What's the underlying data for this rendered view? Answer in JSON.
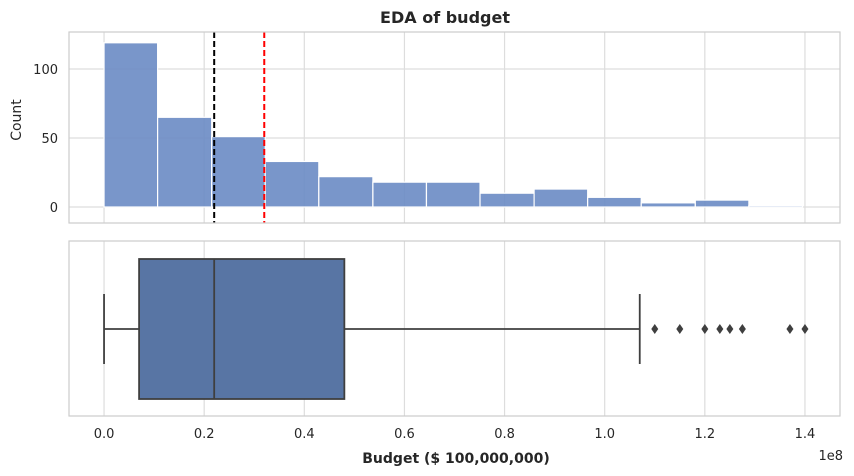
{
  "chart_data": [
    {
      "type": "bar",
      "subtype": "histogram",
      "title": "EDA of budget",
      "xlabel": "",
      "ylabel": "Count",
      "ylim": [
        0,
        126
      ],
      "y_ticks": [
        0,
        50,
        100
      ],
      "bins": [
        {
          "x0": 0.0,
          "x1": 0.107,
          "count": 119
        },
        {
          "x0": 0.107,
          "x1": 0.215,
          "count": 65
        },
        {
          "x0": 0.215,
          "x1": 0.322,
          "count": 51
        },
        {
          "x0": 0.322,
          "x1": 0.429,
          "count": 33
        },
        {
          "x0": 0.429,
          "x1": 0.537,
          "count": 22
        },
        {
          "x0": 0.537,
          "x1": 0.644,
          "count": 18
        },
        {
          "x0": 0.644,
          "x1": 0.751,
          "count": 18
        },
        {
          "x0": 0.751,
          "x1": 0.859,
          "count": 10
        },
        {
          "x0": 0.859,
          "x1": 0.966,
          "count": 13
        },
        {
          "x0": 0.966,
          "x1": 1.073,
          "count": 7
        },
        {
          "x0": 1.073,
          "x1": 1.181,
          "count": 3
        },
        {
          "x0": 1.181,
          "x1": 1.288,
          "count": 5
        },
        {
          "x0": 1.288,
          "x1": 1.395,
          "count": 1
        }
      ],
      "bar_color": "#6a8bc4",
      "vlines": [
        {
          "x": 0.22,
          "color": "#000000",
          "style": "dashed"
        },
        {
          "x": 0.32,
          "color": "#ff0000",
          "style": "dashed"
        }
      ],
      "grid": true
    },
    {
      "type": "boxplot",
      "xlabel": "Budget ($ 100,000,000)",
      "x_scale_label": "1e8",
      "xlim": [
        -0.07,
        1.47
      ],
      "x_ticks": [
        "0.0",
        "0.2",
        "0.4",
        "0.6",
        "0.8",
        "1.0",
        "1.2",
        "1.4"
      ],
      "x_tick_values": [
        0.0,
        0.2,
        0.4,
        0.6,
        0.8,
        1.0,
        1.2,
        1.4
      ],
      "box": {
        "whisker_low": 0.0,
        "q1": 0.07,
        "median": 0.22,
        "q3": 0.48,
        "whisker_high": 1.07
      },
      "outliers": [
        1.1,
        1.15,
        1.2,
        1.23,
        1.25,
        1.275,
        1.37,
        1.4
      ],
      "box_color": "#5875a4",
      "grid": true
    }
  ]
}
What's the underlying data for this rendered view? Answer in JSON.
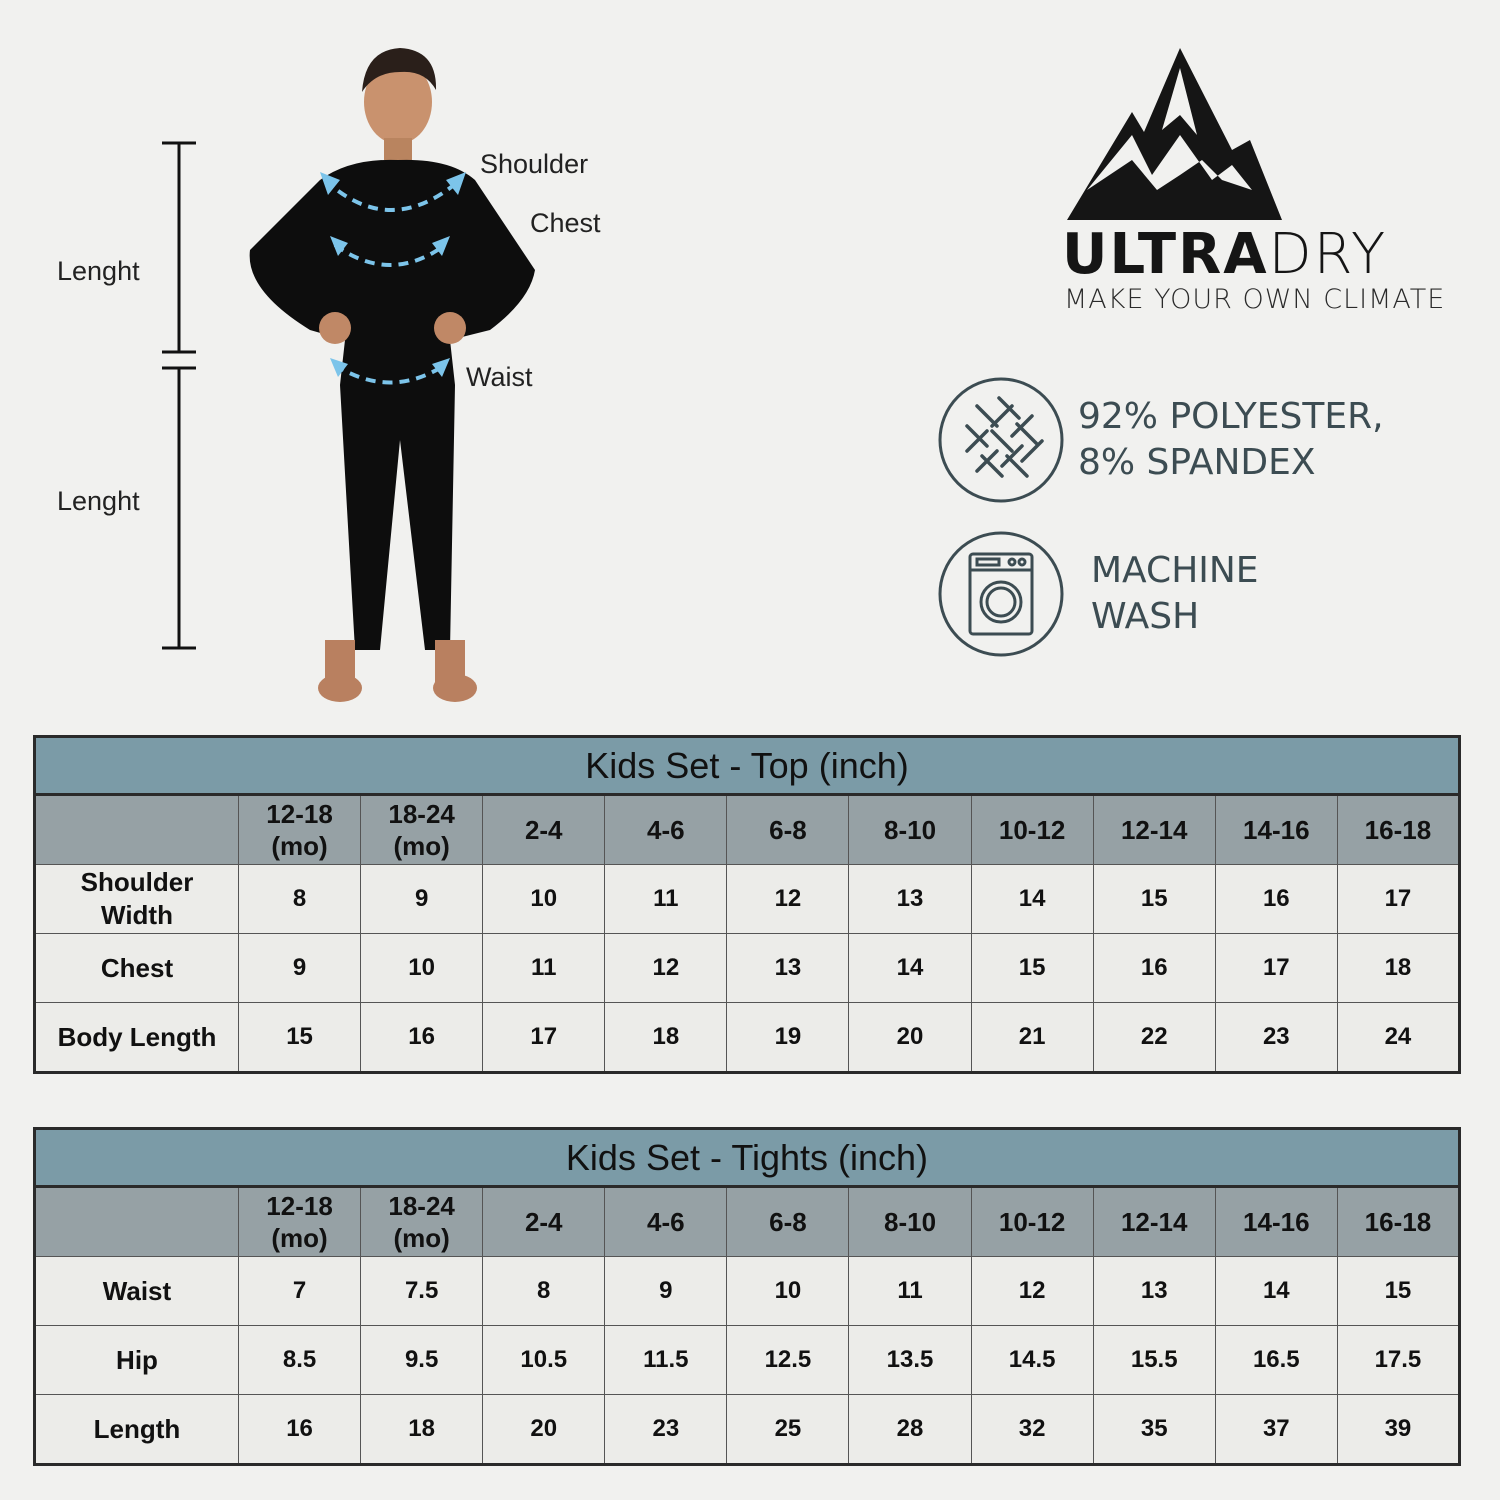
{
  "figure": {
    "labels": {
      "length_top": "Lenght",
      "length_bottom": "Lenght",
      "shoulder": "Shoulder",
      "chest": "Chest",
      "waist": "Waist"
    },
    "arrow_color": "#7cc4ea"
  },
  "brand": {
    "name_bold": "ULTRA",
    "name_light": "DRY",
    "tagline": "MAKE YOUR OWN CLIMATE"
  },
  "features": [
    {
      "icon": "fabric-weave-icon",
      "line1": "92% POLYESTER,",
      "line2": "8% SPANDEX"
    },
    {
      "icon": "washing-machine-icon",
      "line1": "MACHINE",
      "line2": "WASH"
    }
  ],
  "colors": {
    "title_bar": "#7b9ba7",
    "header_row": "#96a1a5",
    "cell": "#ecece9",
    "icon": "#3c4c52"
  },
  "tables": [
    {
      "title": "Kids Set - Top (inch)",
      "columns": [
        [
          "12-18",
          "(mo)"
        ],
        [
          "18-24",
          "(mo)"
        ],
        [
          "2-4"
        ],
        [
          "4-6"
        ],
        [
          "6-8"
        ],
        [
          "8-10"
        ],
        [
          "10-12"
        ],
        [
          "12-14"
        ],
        [
          "14-16"
        ],
        [
          "16-18"
        ]
      ],
      "rows": [
        {
          "label": [
            "Shoulder",
            "Width"
          ],
          "values": [
            "8",
            "9",
            "10",
            "11",
            "12",
            "13",
            "14",
            "15",
            "16",
            "17"
          ]
        },
        {
          "label": [
            "Chest"
          ],
          "values": [
            "9",
            "10",
            "11",
            "12",
            "13",
            "14",
            "15",
            "16",
            "17",
            "18"
          ]
        },
        {
          "label": [
            "Body Length"
          ],
          "values": [
            "15",
            "16",
            "17",
            "18",
            "19",
            "20",
            "21",
            "22",
            "23",
            "24"
          ]
        }
      ]
    },
    {
      "title": "Kids Set - Tights (inch)",
      "columns": [
        [
          "12-18",
          "(mo)"
        ],
        [
          "18-24",
          "(mo)"
        ],
        [
          "2-4"
        ],
        [
          "4-6"
        ],
        [
          "6-8"
        ],
        [
          "8-10"
        ],
        [
          "10-12"
        ],
        [
          "12-14"
        ],
        [
          "14-16"
        ],
        [
          "16-18"
        ]
      ],
      "rows": [
        {
          "label": [
            "Waist"
          ],
          "values": [
            "7",
            "7.5",
            "8",
            "9",
            "10",
            "11",
            "12",
            "13",
            "14",
            "15"
          ]
        },
        {
          "label": [
            "Hip"
          ],
          "values": [
            "8.5",
            "9.5",
            "10.5",
            "11.5",
            "12.5",
            "13.5",
            "14.5",
            "15.5",
            "16.5",
            "17.5"
          ]
        },
        {
          "label": [
            "Length"
          ],
          "values": [
            "16",
            "18",
            "20",
            "23",
            "25",
            "28",
            "32",
            "35",
            "37",
            "39"
          ]
        }
      ]
    }
  ]
}
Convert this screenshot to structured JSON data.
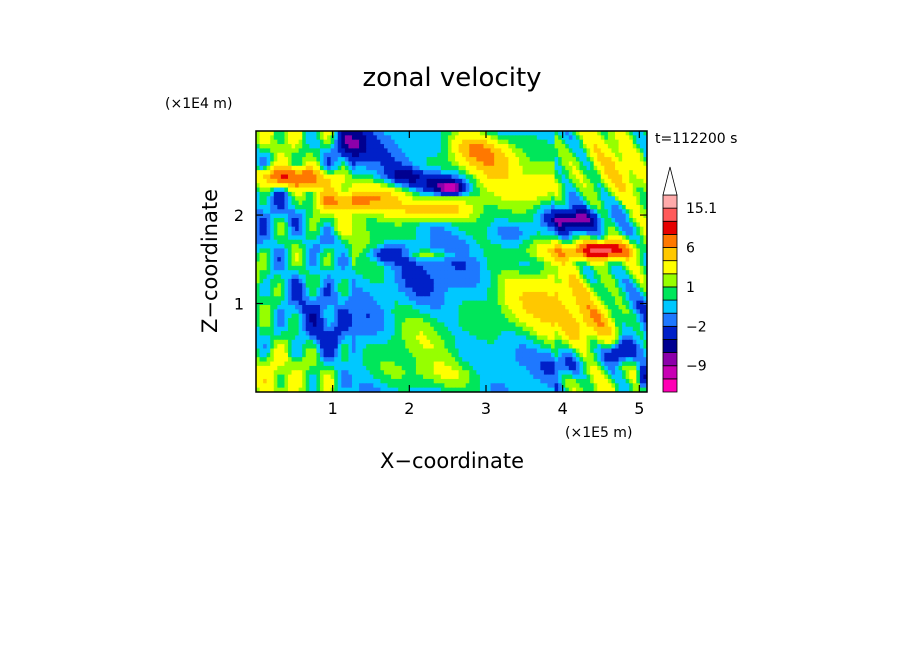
{
  "chart_data": {
    "type": "heatmap",
    "title": "zonal velocity",
    "xlabel": "X−coordinate",
    "ylabel": "Z−coordinate",
    "x_unit": "(×1E5 m)",
    "y_unit": "(×1E4 m)",
    "time_label": "t=112200 s",
    "xlim": [
      0.0,
      5.1
    ],
    "ylim": [
      0.0,
      2.95
    ],
    "x_ticks": [
      1,
      2,
      3,
      4,
      5
    ],
    "y_ticks": [
      1,
      2
    ],
    "x_tick_labels": [
      "1",
      "2",
      "3",
      "4",
      "5"
    ],
    "y_tick_labels": [
      "1",
      "2"
    ],
    "colorbar": {
      "levels": [
        -15,
        -12,
        -9,
        -6,
        -4,
        -2,
        -1,
        0,
        1,
        2,
        4,
        6,
        9,
        12,
        15.1
      ],
      "colors": [
        "#ff00b4",
        "#c800b4",
        "#8c00aa",
        "#000090",
        "#0020c8",
        "#1e78ff",
        "#00c8ff",
        "#00e65a",
        "#96ff00",
        "#ffff00",
        "#ffc800",
        "#ff7800",
        "#e60000",
        "#ff5a5a",
        "#ffaaaa"
      ],
      "labels": [
        {
          "value": 15.1,
          "text": "15.1"
        },
        {
          "value": 6,
          "text": "6"
        },
        {
          "value": 1,
          "text": "1"
        },
        {
          "value": -2,
          "text": "−2"
        },
        {
          "value": -9,
          "text": "−9"
        }
      ],
      "extend": "max"
    },
    "features": [
      {
        "x": 0.6,
        "z": 2.4,
        "rx": 0.55,
        "rz": 0.12,
        "v": 6
      },
      {
        "x": 0.3,
        "z": 2.45,
        "rx": 0.35,
        "rz": 0.1,
        "v": 5
      },
      {
        "x": 1.6,
        "z": 2.2,
        "rx": 0.55,
        "rz": 0.15,
        "v": 5
      },
      {
        "x": 2.3,
        "z": 2.05,
        "rx": 0.4,
        "rz": 0.1,
        "v": 6
      },
      {
        "x": 1.1,
        "z": 2.15,
        "rx": 0.4,
        "rz": 0.1,
        "v": 4
      },
      {
        "x": 2.85,
        "z": 2.75,
        "rx": 0.3,
        "rz": 0.2,
        "v": 5
      },
      {
        "x": 3.2,
        "z": 2.6,
        "rx": 0.3,
        "rz": 0.25,
        "v": 4
      },
      {
        "x": 4.3,
        "z": 1.6,
        "rx": 0.55,
        "rz": 0.12,
        "v": 7
      },
      {
        "x": 4.55,
        "z": 1.6,
        "rx": 0.25,
        "rz": 0.08,
        "v": 9
      },
      {
        "x": 3.7,
        "z": 2.3,
        "rx": 0.3,
        "rz": 0.2,
        "v": 4
      },
      {
        "x": 4.7,
        "z": 2.4,
        "rx": 0.45,
        "rz": 0.35,
        "v": 3
      },
      {
        "x": 3.85,
        "z": 1.0,
        "rx": 0.8,
        "rz": 0.4,
        "v": 3
      },
      {
        "x": 4.4,
        "z": 0.75,
        "rx": 0.45,
        "rz": 0.25,
        "v": 4
      },
      {
        "x": 2.0,
        "z": 1.55,
        "rx": 0.55,
        "rz": 0.06,
        "v": 4
      },
      {
        "x": 2.4,
        "z": 2.35,
        "rx": 0.35,
        "rz": 0.12,
        "v": -6
      },
      {
        "x": 2.55,
        "z": 2.3,
        "rx": 0.15,
        "rz": 0.06,
        "v": -9
      },
      {
        "x": 1.95,
        "z": 2.45,
        "rx": 0.2,
        "rz": 0.08,
        "v": -4
      },
      {
        "x": 4.15,
        "z": 1.95,
        "rx": 0.3,
        "rz": 0.1,
        "v": -6
      },
      {
        "x": 1.75,
        "z": 1.55,
        "rx": 0.35,
        "rz": 0.08,
        "v": -6
      },
      {
        "x": 1.25,
        "z": 2.8,
        "rx": 0.2,
        "rz": 0.2,
        "v": -6
      },
      {
        "x": 1.0,
        "z": 1.7,
        "rx": 0.25,
        "rz": 0.15,
        "v": -2
      },
      {
        "x": 2.05,
        "z": 1.2,
        "rx": 0.45,
        "rz": 0.35,
        "v": -1.5
      },
      {
        "x": 1.45,
        "z": 0.75,
        "rx": 0.35,
        "rz": 0.25,
        "v": -1.5
      },
      {
        "x": 3.6,
        "z": 1.4,
        "rx": 0.35,
        "rz": 0.15,
        "v": -1.5
      },
      {
        "x": 2.7,
        "z": 0.9,
        "rx": 0.5,
        "rz": 0.35,
        "v": -0.5
      },
      {
        "x": 4.75,
        "z": 0.45,
        "rx": 0.15,
        "rz": 0.12,
        "v": -6
      },
      {
        "x": 5.05,
        "z": 0.15,
        "rx": 0.06,
        "rz": 0.12,
        "v": -6
      },
      {
        "x": 3.35,
        "z": 1.8,
        "rx": 0.25,
        "rz": 0.1,
        "v": -1.5
      },
      {
        "x": 0.25,
        "z": 0.35,
        "rx": 0.3,
        "rz": 0.25,
        "v": 1.5
      },
      {
        "x": 2.6,
        "z": 0.2,
        "rx": 0.9,
        "rz": 0.15,
        "v": 1.5
      },
      {
        "x": 0.85,
        "z": 0.55,
        "rx": 0.25,
        "rz": 0.3,
        "v": -1.2
      },
      {
        "x": 4.0,
        "z": 0.3,
        "rx": 0.25,
        "rz": 0.15,
        "v": -3
      }
    ]
  }
}
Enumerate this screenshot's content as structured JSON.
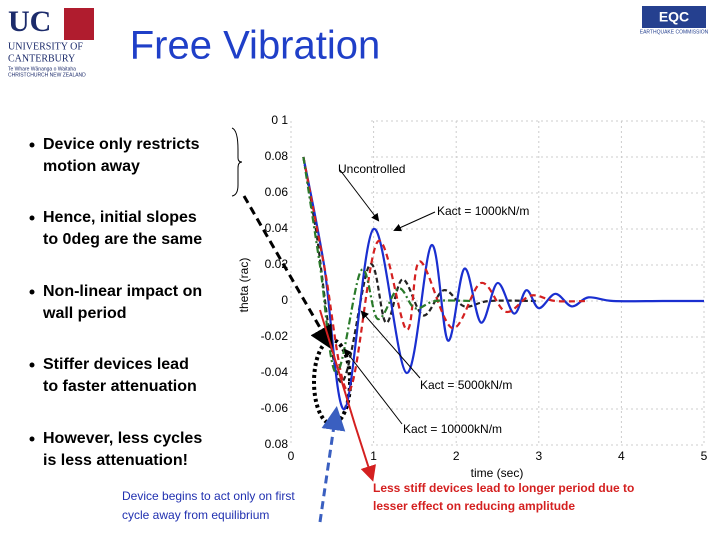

--- --- ---

### Task goal:
Tally the lines in these entries that have the string "Lenght" in them, then answer with the count and nothing else.

### The response:
2